**Consignes**:
a) D'après le texte sur Boulanger, grâce à qui celui-ci devient-il ministre au début de janvier 1886 ?
b) Dans le texte sur Boulanger, recopiez le passage qui commence à « Les chapitres six » et se termine à « un grand ministre. », en substituant « communication » à « propagande ».

**Texte cité**:
----
Boulanger jouit cependant d’une qualité rare que Gambetta était le seul homme politique à posséder, l’art de la mise en scène. En effet, Boulanger est un formidable communicant, qualité fort utile pour celui qui veut faire sa promotion afin de parvenir au pouvoir.

Dans le chapitre cinq, l’auteur s’arrête sur les élections générales de 1885, qui inaugurent un préboulangisme. Le pays traverse une crise politico-institutionnelle depuis 1874. La chute de Ferry n’a été que le révélateur du contentieux existant entre opportunistes et radicaux. L’exacerbation de ce contentieux au sein de la famille républicaine va se faire jour en 1883, après qu’une nouvelle fois, la Chambre repousse la révision des lois constitutionnelles, cheval de bataille des radicaux.

Ces dissensions parmi les républicains conduisent radicaux et opportunistes à s’affronter dans un département sur deux lors de ces élections de 1885. Face à des républicains divisés, les conservateurs s’unissent et pensent être aux portes du pouvoir à l’issue d’un premier tour qui leur est largement favorable. Devant la menace de voir les forces conservatrices remporter ces élections, opportunistes et radicaux se résignent à s’unir pour le second tour qu’ils remportent aisément. La victoire est finalement républicaine. Ceux-ci sont condamnés à s’entendre.

Finalement, si ces élections aboutissent à la constitution d’une concentration républicaine, aucun des deux camps républicains n’est majoritaire dans la nouvelle Chambre. Plutôt que de régler les problèmes, les élections de 1885 vont en créer de nouveaux, bien plus redoutables encore.

Les chapitres six et sept nous présentent le séjour de Boulanger rue Saint-Dominique. Laissant croire aux radicaux qu’il est des leurs, Boulanger devient ministre durant les premiers jours de janvier 1886 grâce à Clemenceau qui l’impose à Freycinet, nouveau chef du gouvernement.

Boulanger ne tarde pas à faire montre d’un art maîtrisé de la propagande. S’il est reconnu comme étant un mon ministre faute d’être un grand ministre.

Cependant, en seulement quelques mois, Boulanger parvient à atteindre son but : faire parler de lui et acquérir une popularité certaine. Pour ce faire il use abondamment des fonds secrets pour organiser sa propagande (journaux et brochures). Il crée au sein même du ministère un bureau de la presse et reçoit les journalistes à seules fins de faire sa promotion. Ce général très en vue et m’as-tu-vu dérange. S’il est maintenu dans le gouvernement Goblet après la chute du cabinet Freycinet, ses jours au ministère de la Guerre sont dorénavant comptés.

En effet, nombreux sont ceux à voir en Boulanger un péril pour la République. Certaines rumeurs vont bon train quant à l’imminence d’un coup d’État militaire. Boulanger se dit revanchard. Il joue un jeu dangereux avec ses déclarations martiales envers l’Allemagne. L’affaire Schnaebelé en est le meilleur exemple. Si ces positions bravaches inquiètent les opportunistes, elles sont cependant favorablement accueillies par l’opposition de droite.
----
**Documents fournis**:
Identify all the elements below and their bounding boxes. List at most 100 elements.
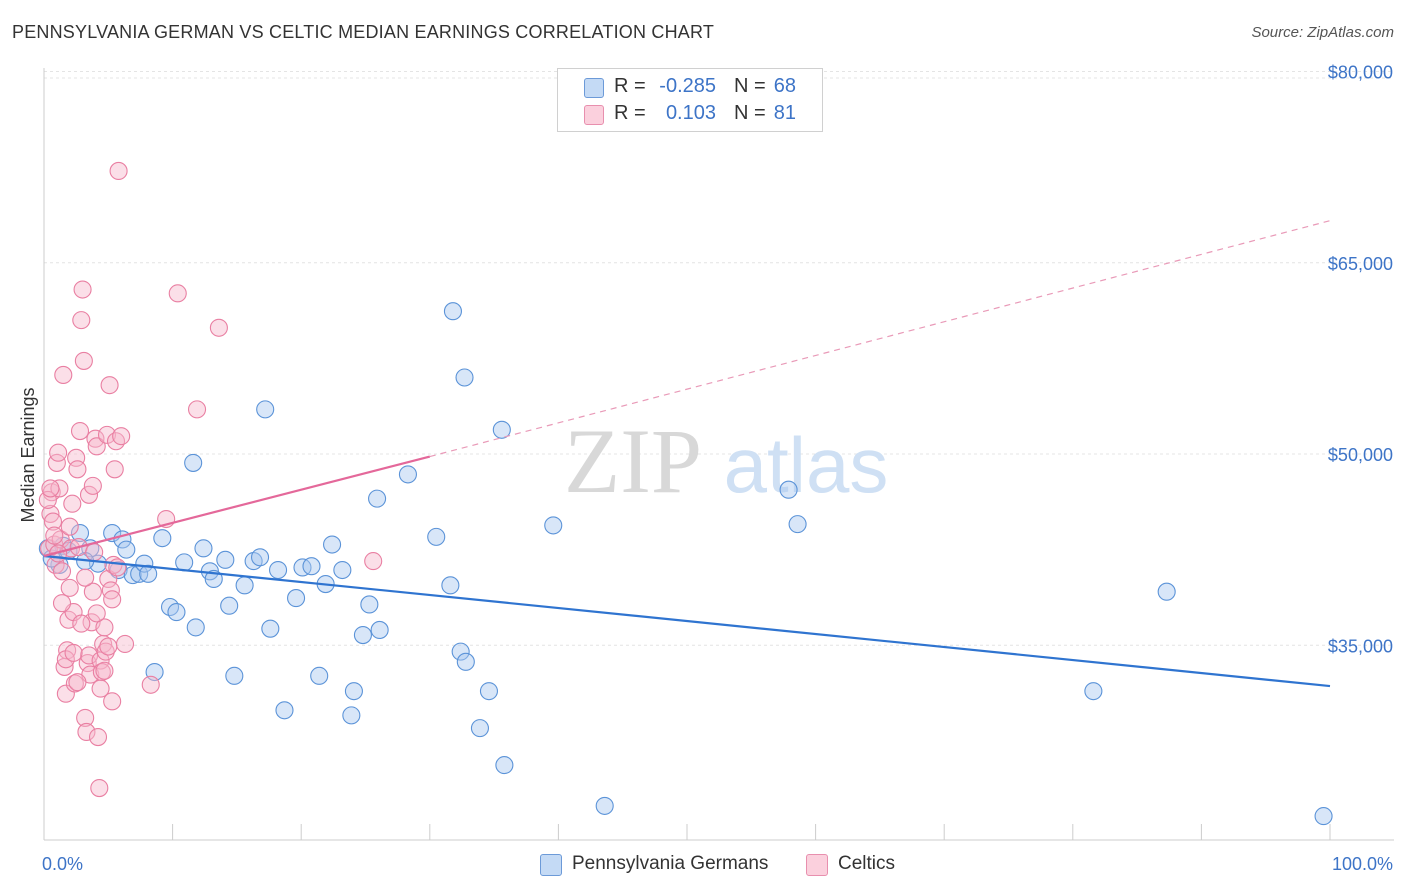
point-celtic [63,494,82,513]
y-axis-title: Median Earnings [18,387,38,522]
point-celtic [67,448,86,467]
point-pennsylvania-german [184,453,203,472]
point-pennsylvania-german [139,564,158,583]
point-pennsylvania-german [595,796,614,815]
point-pennsylvania-german [353,625,372,645]
point-pennsylvania-german [275,701,294,720]
point-celtic [38,490,57,509]
point-celtic [88,727,108,747]
point-celtic [74,351,93,370]
r-label: R = [614,102,646,124]
point-pennsylvania-german [235,576,254,595]
legend-swatch-pink [584,105,604,125]
point-celtic [43,512,63,531]
point-celtic [112,427,131,446]
point-pennsylvania-german [333,560,352,580]
point-celtic [90,778,109,798]
point-pennsylvania-german [427,527,446,546]
point-pennsylvania-german [117,540,136,559]
point-pennsylvania-german [175,553,194,572]
point-celtic [45,526,64,545]
point-pennsylvania-german [360,595,379,614]
legend-swatch-pink [806,854,828,876]
point-celtic [70,421,90,441]
axis-labels: $35,000 $50,000 $65,000 $80,000 0.0% 100.0% Me… [18,63,1393,875]
y-tick-label: $50,000 [1328,445,1393,465]
point-celtic [85,543,104,562]
point-celtic [72,311,91,330]
point-celtic [49,443,68,462]
y-tick-label: $65,000 [1328,254,1393,274]
legend-label: Celtics [838,853,896,874]
point-pennsylvania-german [441,576,460,595]
point-celtic [168,284,187,303]
trend-line-celtics-extension [429,220,1331,458]
point-celtic [76,568,95,587]
y-tick-label: $35,000 [1328,636,1393,656]
legend-swatch-blue [584,78,604,98]
correlation-legend: R = -0.285 N = 68 R = 0.103 N = 81 [557,68,823,132]
point-pennsylvania-german [269,560,288,580]
point-celtic [108,558,127,577]
point-celtic [95,661,114,680]
point-celtic [41,479,60,498]
chart-title: PENNSYLVANIA GERMAN VS CELTIC MEDIAN EAR… [12,22,715,42]
point-pennsylvania-german [451,642,470,661]
point-pennsylvania-german [443,302,462,321]
point-celtic [187,400,207,419]
point-celtic [99,637,118,656]
point-pennsylvania-german [492,420,511,439]
point-celtic [76,708,95,727]
legend-row-pennsylvania-germans: R = -0.285 N = 68 [558,73,820,101]
point-celtic [83,582,102,601]
point-celtic [79,646,99,665]
point-pennsylvania-german [70,523,90,543]
axes [43,68,1394,841]
watermark-zip: ZIP [564,410,702,512]
point-celtic [141,675,160,694]
point-pennsylvania-german [135,554,154,573]
point-pennsylvania-german [287,589,306,608]
point-pennsylvania-german [220,596,239,615]
point-celtic [91,679,110,698]
point-pennsylvania-german [544,516,563,535]
point-celtic [68,460,87,479]
point-celtic [60,517,79,536]
n-label: N = [734,102,766,124]
point-celtic [364,552,383,571]
point-celtic [100,376,119,395]
point-pennsylvania-german [470,719,490,738]
point-celtic [103,590,122,609]
point-celtic [54,365,73,385]
n-label: N = [734,75,766,97]
point-celtic [73,280,92,299]
point-pennsylvania-german [194,539,213,558]
point-pennsylvania-german [495,756,514,775]
point-celtic [115,634,135,654]
data-points [38,161,1333,826]
point-pennsylvania-german [302,557,321,576]
point-pennsylvania-german [261,619,280,638]
watermark-atlas: atlas [724,421,889,509]
point-pennsylvania-german [455,368,474,387]
point-pennsylvania-german [256,400,275,419]
x-tick-label-max: 100.0% [1332,854,1393,874]
point-pennsylvania-german [225,666,244,685]
trend-lines [43,220,1331,688]
y-tick-label: $80,000 [1328,63,1393,83]
r-label: R = [614,75,646,97]
point-pennsylvania-german [370,620,389,640]
point-pennsylvania-german [342,706,361,725]
point-celtic [87,437,106,456]
point-celtic [106,432,126,451]
point-pennsylvania-german [186,618,205,637]
point-pennsylvania-german [310,666,329,685]
point-pennsylvania-german [1157,582,1176,601]
point-celtic [60,578,79,597]
point-pennsylvania-german [153,529,172,548]
series-legend: Pennsylvania Germans Celtics [0,852,1406,878]
point-pennsylvania-german [344,682,363,701]
point-pennsylvania-german [123,566,142,585]
point-pennsylvania-german [216,550,235,569]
----
**Réponses aux consignes**:
a) Grâce à Clemenceau, qui l'impose à Freycinet, nouveau chef du gouvernement.

b)
Les chapitres six et sept nous présentent le séjour de Boulanger rue Saint-Dominique. Laissant croire aux radicaux qu’il est des leurs, Boulanger devient ministre durant les premiers jours de janvier 1886 grâce à Clemenceau qui l’impose à Freycinet, nouveau chef du gouvernement.

Boulanger ne tarde pas à faire montre d’un art maîtrisé de la communication. S’il est reconnu comme étant un mon ministre faute d’être un grand ministre.